Vorgegebener Text:
******

Politik : Geschlossene Gesellschaft

Berlusconi und Aznar sind verärgert, weil sie nicht zum Berliner Irak-Gipfel eingeladen wurden

Thomas Migge[Rom]

Angeblich will er den Minigipfel selbst angeregt haben. Gut informierten Kreisen zufolge soll Italiens Ministerpräsident Silvio Berlusconi aber auf die Nachricht des Dreiertreffens von Gerhard Schröder, Jacques Chirac und Tony Blair zum Thema Irak am kommenden Samstag in Berlin erstaunt und auch verärgert reagiert haben. Er selber habe diese Begegnung gewünscht, damit sich die europäischen Partner auf eine politische Linie einigen könnten, betonte Berlusconi am Dienstagabend. Mehr sagte der Regierungschef nicht zu dem Treffen, über das er italienischen Zeitungsberichten zufolge nicht einmal offiziell informiert wurde.

Bereits die Tatsache, dass Deutschlands Außenminister Joschka Fischer, der sich am vergangenen Dienstag zu Gesprächen mit seinem italienischen Amtskollegen Franco Frattini in Rom aufgehalten hatte, die danach geplante Pressekonferenz abgesagt hatte und umgehend nach Berlin zurückgeflogen war, wurde als Zeichen einer möglichen Distanz zwischen Deutschland und Italien gewertet. Das geplante Dreiertreffen in Berlin, dessen Termin kurz zuvor bekannt geworden war, sei, so ist sich der italienische Linksdemokrat Valdo Spini sicher, „ein Zeichen dieser Distanz“.

Italienische Oppositionspolitiker meinten, die Tatsache, dass Rom über das Treffen nicht direkt informiert und Italiens Regierungschef in seiner Funktion als EU-Ratspräsident nicht eingeladen wurde, sei ein Hinweis dafür, dass Italien an außenpolitischem Gewicht verloren habe. Sie führten das auch auf die jüngsten Äußerungen Berlusconis zum italienischen Faschismus zurück. Hatte der Ministerpräsident doch behauptet, dass Benito Mussolinis Diktatur harmlos gewesen sei.

Außenminister Franco Frattini versuchte am Dienstagabend den Eindruck zu erwecken, dass Rom über das Treffen in Berlin längst Bescheid gewusst und gar kein Interesse an einer Beteiligung gehabt habe. Der Dreiergipfel, so Frattini, werde „ein absolut informelles Treffen sein, um untereinander Probleme zu lösen“.

Auch Spaniens Premierminister José Maria Aznar soll sich erstaunt gezeigt haben, nicht nach Berlin eingeladen worden zu sein. Wie die italienische Zeitung „La Repubblica“ berichtet, soll er aber anders als Berlusconi auf eine Einladung geradezu gedrängt haben. Gleichwohl wird Aznar am Samstag nicht nach Berlin kommen. Großbritanniens Premier Blair hat ihn stattdessen für kommenden Sonntag zu Gesprächen in seine Sommerresidenz eingeladen.

******

Übungsaufgaben:
A - Wohin hat Tony Blair laut dem Artikel zum Berliner Irak-Gipfel José Maria Aznar stattdessen eingeladen?
B - Schreiben Sie aus dem Artikel zum Berliner Irak-Gipfel den Abschnitt von „Berlusconi und Aznar“ bis „offiziell informiert wurde.“ wortgetreu ab.
Die Datensätze werden für die Bearbeitung nicht benötigt.

Erfasste Daten:
******

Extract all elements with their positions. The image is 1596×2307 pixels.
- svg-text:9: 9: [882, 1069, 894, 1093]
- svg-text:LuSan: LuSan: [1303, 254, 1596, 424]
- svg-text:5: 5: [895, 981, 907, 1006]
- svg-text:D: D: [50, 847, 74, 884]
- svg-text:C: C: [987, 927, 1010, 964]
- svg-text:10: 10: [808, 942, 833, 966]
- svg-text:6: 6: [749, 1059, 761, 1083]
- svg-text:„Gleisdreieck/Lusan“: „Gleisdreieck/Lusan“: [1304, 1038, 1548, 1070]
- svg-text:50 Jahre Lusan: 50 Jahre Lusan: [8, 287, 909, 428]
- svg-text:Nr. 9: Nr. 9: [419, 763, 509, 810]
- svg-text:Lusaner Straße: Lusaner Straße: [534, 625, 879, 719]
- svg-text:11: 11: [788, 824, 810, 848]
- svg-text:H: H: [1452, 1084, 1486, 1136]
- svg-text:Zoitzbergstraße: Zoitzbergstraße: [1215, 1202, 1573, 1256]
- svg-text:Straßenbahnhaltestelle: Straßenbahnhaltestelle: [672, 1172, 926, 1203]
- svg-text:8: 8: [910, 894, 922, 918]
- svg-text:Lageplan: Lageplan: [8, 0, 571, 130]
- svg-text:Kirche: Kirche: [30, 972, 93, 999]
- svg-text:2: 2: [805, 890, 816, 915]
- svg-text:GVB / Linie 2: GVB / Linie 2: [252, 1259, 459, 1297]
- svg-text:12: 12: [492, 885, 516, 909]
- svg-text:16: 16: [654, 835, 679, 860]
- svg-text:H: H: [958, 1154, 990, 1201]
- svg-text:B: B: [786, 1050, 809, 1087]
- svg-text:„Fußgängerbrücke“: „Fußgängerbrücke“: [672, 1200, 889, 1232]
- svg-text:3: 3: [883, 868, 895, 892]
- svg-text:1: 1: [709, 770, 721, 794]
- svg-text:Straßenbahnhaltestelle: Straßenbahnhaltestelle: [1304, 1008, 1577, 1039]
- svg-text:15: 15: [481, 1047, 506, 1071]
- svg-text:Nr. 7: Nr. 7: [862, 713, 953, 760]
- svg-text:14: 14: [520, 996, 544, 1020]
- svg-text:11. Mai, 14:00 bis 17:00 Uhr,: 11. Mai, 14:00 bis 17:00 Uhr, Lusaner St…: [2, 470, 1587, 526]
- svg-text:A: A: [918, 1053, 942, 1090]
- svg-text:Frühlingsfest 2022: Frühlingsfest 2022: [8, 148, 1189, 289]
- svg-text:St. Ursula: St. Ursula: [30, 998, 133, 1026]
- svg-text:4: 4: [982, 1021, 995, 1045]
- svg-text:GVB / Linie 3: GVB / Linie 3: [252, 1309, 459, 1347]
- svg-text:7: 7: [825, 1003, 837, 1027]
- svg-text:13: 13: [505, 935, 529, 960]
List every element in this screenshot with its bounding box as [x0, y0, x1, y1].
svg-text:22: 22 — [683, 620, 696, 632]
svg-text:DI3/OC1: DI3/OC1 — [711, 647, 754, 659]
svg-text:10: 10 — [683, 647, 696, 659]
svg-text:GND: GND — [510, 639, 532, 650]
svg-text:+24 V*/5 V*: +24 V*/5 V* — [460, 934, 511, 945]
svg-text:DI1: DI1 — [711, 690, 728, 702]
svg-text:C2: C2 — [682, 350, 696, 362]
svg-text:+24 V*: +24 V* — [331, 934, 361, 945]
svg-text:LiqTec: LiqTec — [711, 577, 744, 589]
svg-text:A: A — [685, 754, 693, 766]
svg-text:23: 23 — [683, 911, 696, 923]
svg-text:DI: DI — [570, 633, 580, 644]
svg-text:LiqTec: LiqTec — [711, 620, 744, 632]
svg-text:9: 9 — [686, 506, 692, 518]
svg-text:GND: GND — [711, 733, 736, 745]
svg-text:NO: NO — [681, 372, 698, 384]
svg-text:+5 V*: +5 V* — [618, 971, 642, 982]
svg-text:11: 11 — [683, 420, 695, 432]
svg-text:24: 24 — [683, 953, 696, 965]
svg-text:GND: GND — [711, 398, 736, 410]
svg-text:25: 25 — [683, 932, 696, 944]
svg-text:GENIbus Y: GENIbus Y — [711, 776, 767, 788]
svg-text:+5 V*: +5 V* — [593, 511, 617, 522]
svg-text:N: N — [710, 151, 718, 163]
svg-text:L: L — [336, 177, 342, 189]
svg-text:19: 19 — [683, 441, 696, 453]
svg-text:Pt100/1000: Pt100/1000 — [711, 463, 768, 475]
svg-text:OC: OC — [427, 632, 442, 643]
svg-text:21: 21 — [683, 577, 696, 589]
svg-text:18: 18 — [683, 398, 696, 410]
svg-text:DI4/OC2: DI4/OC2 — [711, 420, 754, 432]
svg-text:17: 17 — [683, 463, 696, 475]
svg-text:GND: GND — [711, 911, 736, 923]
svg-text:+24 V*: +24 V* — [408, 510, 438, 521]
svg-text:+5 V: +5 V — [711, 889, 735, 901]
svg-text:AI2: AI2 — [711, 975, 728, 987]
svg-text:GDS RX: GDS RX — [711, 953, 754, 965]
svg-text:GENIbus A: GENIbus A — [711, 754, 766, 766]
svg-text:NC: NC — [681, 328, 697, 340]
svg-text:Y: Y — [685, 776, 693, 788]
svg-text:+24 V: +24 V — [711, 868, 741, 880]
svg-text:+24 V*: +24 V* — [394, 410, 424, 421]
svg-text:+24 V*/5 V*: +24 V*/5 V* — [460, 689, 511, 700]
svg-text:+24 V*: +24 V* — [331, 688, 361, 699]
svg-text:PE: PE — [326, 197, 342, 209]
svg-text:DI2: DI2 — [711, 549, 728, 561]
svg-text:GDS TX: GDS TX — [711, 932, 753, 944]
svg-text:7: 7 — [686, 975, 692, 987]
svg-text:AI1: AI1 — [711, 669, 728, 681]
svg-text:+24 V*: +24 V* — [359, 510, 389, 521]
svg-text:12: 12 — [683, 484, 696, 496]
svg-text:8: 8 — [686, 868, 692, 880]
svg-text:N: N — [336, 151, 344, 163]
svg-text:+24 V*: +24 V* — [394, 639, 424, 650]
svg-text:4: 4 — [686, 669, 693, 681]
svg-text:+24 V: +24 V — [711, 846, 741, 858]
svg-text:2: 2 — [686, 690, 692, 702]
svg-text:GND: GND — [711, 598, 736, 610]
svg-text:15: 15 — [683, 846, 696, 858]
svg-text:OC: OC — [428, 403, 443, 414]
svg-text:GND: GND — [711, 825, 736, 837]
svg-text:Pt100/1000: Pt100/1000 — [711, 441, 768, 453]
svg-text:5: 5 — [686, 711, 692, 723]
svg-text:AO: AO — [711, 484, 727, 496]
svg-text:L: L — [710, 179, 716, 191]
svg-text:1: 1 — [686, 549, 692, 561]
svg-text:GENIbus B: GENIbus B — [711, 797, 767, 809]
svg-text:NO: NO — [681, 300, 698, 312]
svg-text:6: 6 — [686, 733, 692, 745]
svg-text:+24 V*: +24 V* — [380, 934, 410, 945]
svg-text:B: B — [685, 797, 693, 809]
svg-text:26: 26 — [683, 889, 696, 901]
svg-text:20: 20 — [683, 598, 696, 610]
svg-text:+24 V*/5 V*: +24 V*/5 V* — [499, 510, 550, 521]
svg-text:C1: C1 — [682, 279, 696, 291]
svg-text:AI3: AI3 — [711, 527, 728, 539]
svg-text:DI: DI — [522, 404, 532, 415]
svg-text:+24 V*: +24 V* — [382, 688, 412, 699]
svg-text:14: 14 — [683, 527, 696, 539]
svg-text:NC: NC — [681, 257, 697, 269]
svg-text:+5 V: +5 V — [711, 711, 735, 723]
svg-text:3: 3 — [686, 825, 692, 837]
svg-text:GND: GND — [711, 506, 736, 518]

******

Schriftliche Antworten:
A - Blair hat Aznar für den kommenden Sonntag zu Gesprächen in seine Sommerresidenz eingeladen.

B -
Berlusconi und Aznar sind verärgert, weil sie nicht zum Berliner Irak-Gipfel eingeladen wurden

Thomas Migge[Rom]

Angeblich will er den Minigipfel selbst angeregt haben. Gut informierten Kreisen zufolge soll Italiens Ministerpräsident Silvio Berlusconi aber auf die Nachricht des Dreiertreffens von Gerhard Schröder, Jacques Chirac und Tony Blair zum Thema Irak am kommenden Samstag in Berlin erstaunt und auch verärgert reagiert haben. Er selber habe diese Begegnung gewünscht, damit sich die europäischen Partner auf eine politische Linie einigen könnten, betonte Berlusconi am Dienstagabend. Mehr sagte der Regierungschef nicht zu dem Treffen, über das er italienischen Zeitungsberichten zufolge nicht einmal offiziell informiert wurde.